** Start of Record excerpts **

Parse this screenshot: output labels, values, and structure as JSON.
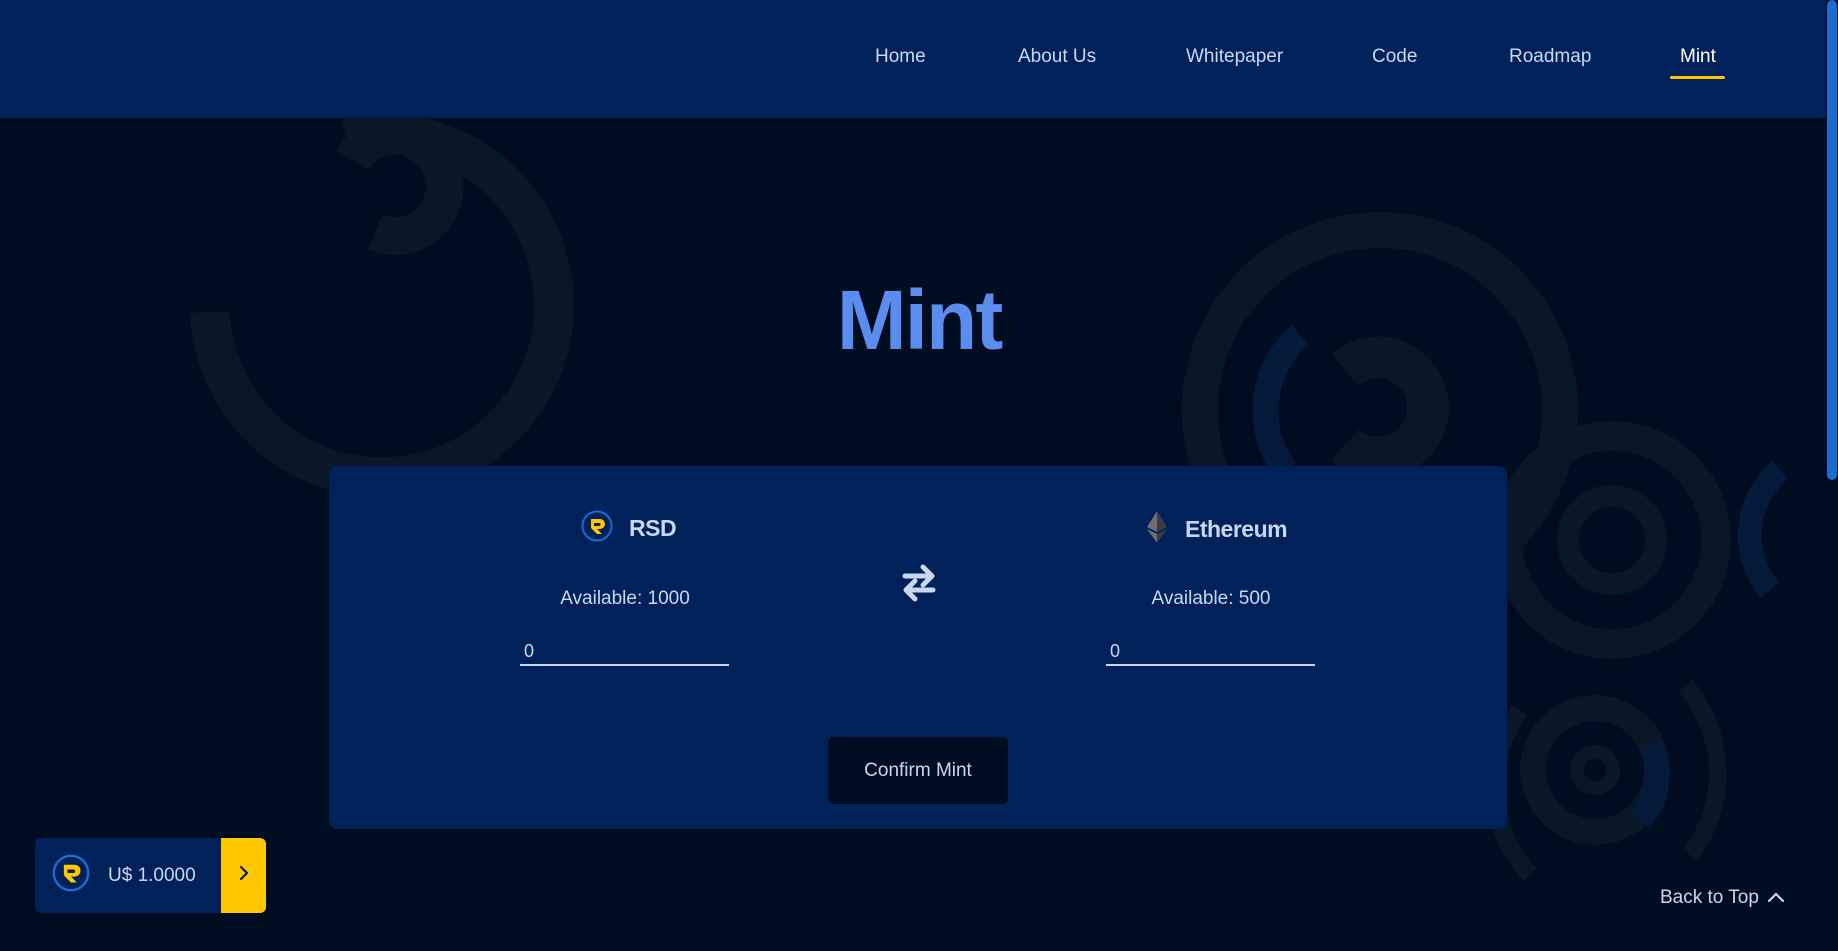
{
  "nav": {
    "items": [
      {
        "label": "Home"
      },
      {
        "label": "About Us"
      },
      {
        "label": "Whitepaper"
      },
      {
        "label": "Code"
      },
      {
        "label": "Roadmap"
      },
      {
        "label": "Mint",
        "active": true
      }
    ]
  },
  "page": {
    "title": "Mint"
  },
  "mint": {
    "from": {
      "name": "RSD",
      "icon": "rsd-coin-icon",
      "available": "Available: 1000",
      "amount": "0"
    },
    "to": {
      "name": "Ethereum",
      "icon": "ethereum-icon",
      "available": "Available: 500",
      "amount": "0"
    },
    "swap_icon": "swap-arrows-icon",
    "confirm_label": "Confirm Mint"
  },
  "price_widget": {
    "value": "U$ 1.0000",
    "icon": "rsd-coin-icon",
    "arrow_icon": "chevron-right-icon"
  },
  "back_to_top": {
    "label": "Back to Top",
    "icon": "chevron-up-icon"
  },
  "colors": {
    "background": "#000c1f",
    "navbar": "#01215a",
    "card": "#01215a",
    "accent": "#ffc800",
    "title": "#5b8def",
    "text": "#c9d7f2",
    "scrollbar": "#1c6dd0"
  }
}
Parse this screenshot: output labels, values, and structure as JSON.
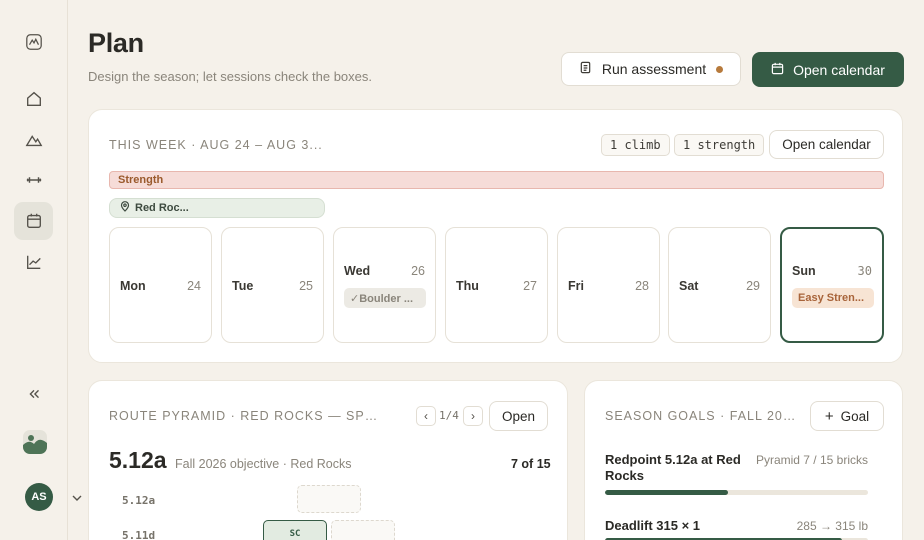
{
  "sidebar": {
    "icons": [
      "logo-icon",
      "home-icon",
      "mountain-icon",
      "dumbbell-icon",
      "calendar-icon",
      "chart-icon",
      "collapse-icon"
    ],
    "active": "calendar-icon",
    "user_initials": "AS"
  },
  "header": {
    "title": "Plan",
    "subtitle": "Design the season; let sessions check the boxes.",
    "run_assessment_label": "Run assessment",
    "open_calendar_label": "Open calendar"
  },
  "week": {
    "label": "THIS WEEK · AUG 24 – AUG 3...",
    "chip_climb": "1 climb",
    "chip_strength": "1 strength",
    "open_calendar_label": "Open calendar",
    "strength_banner": "Strength",
    "location_banner": "Red Roc...",
    "days": [
      {
        "name": "Mon",
        "num": "24",
        "chip": ""
      },
      {
        "name": "Tue",
        "num": "25",
        "chip": ""
      },
      {
        "name": "Wed",
        "num": "26",
        "chip": "✓Boulder ..."
      },
      {
        "name": "Thu",
        "num": "27",
        "chip": ""
      },
      {
        "name": "Fri",
        "num": "28",
        "chip": ""
      },
      {
        "name": "Sat",
        "num": "29",
        "chip": ""
      },
      {
        "name": "Sun",
        "num": "30",
        "chip": "Easy Stren..."
      }
    ]
  },
  "pyramid": {
    "label": "ROUTE PYRAMID · RED ROCKS — SPOR...",
    "pager": "1/4",
    "open_label": "Open",
    "grade": "5.12a",
    "grade_sub": "Fall 2026 objective · Red Rocks",
    "count": "7 of 15",
    "rows": [
      {
        "grade": "5.12a"
      },
      {
        "grade": "5.11d",
        "brick_label": "SC"
      }
    ]
  },
  "goals": {
    "label": "SEASON GOALS · FALL 2026...",
    "add_label": "Goal",
    "items": [
      {
        "title": "Redpoint 5.12a at Red Rocks",
        "meta": "Pyramid 7 / 15 bricks",
        "progress": 0.467
      },
      {
        "title": "Deadlift 315 × 1",
        "meta": "285 → 315 lb",
        "progress": 0.9
      }
    ]
  },
  "colors": {
    "accent": "#355b45",
    "background": "#f5f1ea",
    "strength": "#f6dcd8",
    "dot": "#b77a3c"
  }
}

** End of Record excerpts **

#### Written exercise:
Each entry above is to be written out again unchanged, apart from the pictures, which are left out.

#### Completed task:
Parse this screenshot: output labels, values, and structure as JSON.
{
  "nav": {
    "items": [
      {
        "label": "Home"
      },
      {
        "label": "About Us"
      },
      {
        "label": "Whitepaper"
      },
      {
        "label": "Code"
      },
      {
        "label": "Roadmap"
      },
      {
        "label": "Mint",
        "active": true
      }
    ]
  },
  "page": {
    "title": "Mint"
  },
  "mint": {
    "from": {
      "name": "RSD",
      "icon": "rsd-coin-icon",
      "available": "Available: 1000",
      "amount": "0"
    },
    "to": {
      "name": "Ethereum",
      "icon": "ethereum-icon",
      "available": "Available: 500",
      "amount": "0"
    },
    "swap_icon": "swap-arrows-icon",
    "confirm_label": "Confirm Mint"
  },
  "price_widget": {
    "value": "U$ 1.0000",
    "icon": "rsd-coin-icon",
    "arrow_icon": "chevron-right-icon"
  },
  "back_to_top": {
    "label": "Back to Top",
    "icon": "chevron-up-icon"
  },
  "colors": {
    "background": "#000c1f",
    "navbar": "#01215a",
    "card": "#01215a",
    "accent": "#ffc800",
    "title": "#5b8def",
    "text": "#c9d7f2",
    "scrollbar": "#1c6dd0"
  }
}
Parse this screenshot: output labels, values, and structure as JSON.
{
  "sidebar": {
    "icons": [
      "logo-icon",
      "home-icon",
      "mountain-icon",
      "dumbbell-icon",
      "calendar-icon",
      "chart-icon",
      "collapse-icon"
    ],
    "active": "calendar-icon",
    "user_initials": "AS"
  },
  "header": {
    "title": "Plan",
    "subtitle": "Design the season; let sessions check the boxes.",
    "run_assessment_label": "Run assessment",
    "open_calendar_label": "Open calendar"
  },
  "week": {
    "label": "THIS WEEK · AUG 24 – AUG 3...",
    "chip_climb": "1 climb",
    "chip_strength": "1 strength",
    "open_calendar_label": "Open calendar",
    "strength_banner": "Strength",
    "location_banner": "Red Roc...",
    "days": [
      {
        "name": "Mon",
        "num": "24",
        "chip": ""
      },
      {
        "name": "Tue",
        "num": "25",
        "chip": ""
      },
      {
        "name": "Wed",
        "num": "26",
        "chip": "✓Boulder ..."
      },
      {
        "name": "Thu",
        "num": "27",
        "chip": ""
      },
      {
        "name": "Fri",
        "num": "28",
        "chip": ""
      },
      {
        "name": "Sat",
        "num": "29",
        "chip": ""
      },
      {
        "name": "Sun",
        "num": "30",
        "chip": "Easy Stren..."
      }
    ]
  },
  "pyramid": {
    "label": "ROUTE PYRAMID · RED ROCKS — SPOR...",
    "pager": "1/4",
    "open_label": "Open",
    "grade": "5.12a",
    "grade_sub": "Fall 2026 objective · Red Rocks",
    "count": "7 of 15",
    "rows": [
      {
        "grade": "5.12a"
      },
      {
        "grade": "5.11d",
        "brick_label": "SC"
      }
    ]
  },
  "goals": {
    "label": "SEASON GOALS · FALL 2026...",
    "add_label": "Goal",
    "items": [
      {
        "title": "Redpoint 5.12a at Red Rocks",
        "meta": "Pyramid 7 / 15 bricks",
        "progress": 0.467
      },
      {
        "title": "Deadlift 315 × 1",
        "meta": "285 → 315 lb",
        "progress": 0.9
      }
    ]
  },
  "colors": {
    "accent": "#355b45",
    "background": "#f5f1ea",
    "strength": "#f6dcd8",
    "dot": "#b77a3c"
  }
}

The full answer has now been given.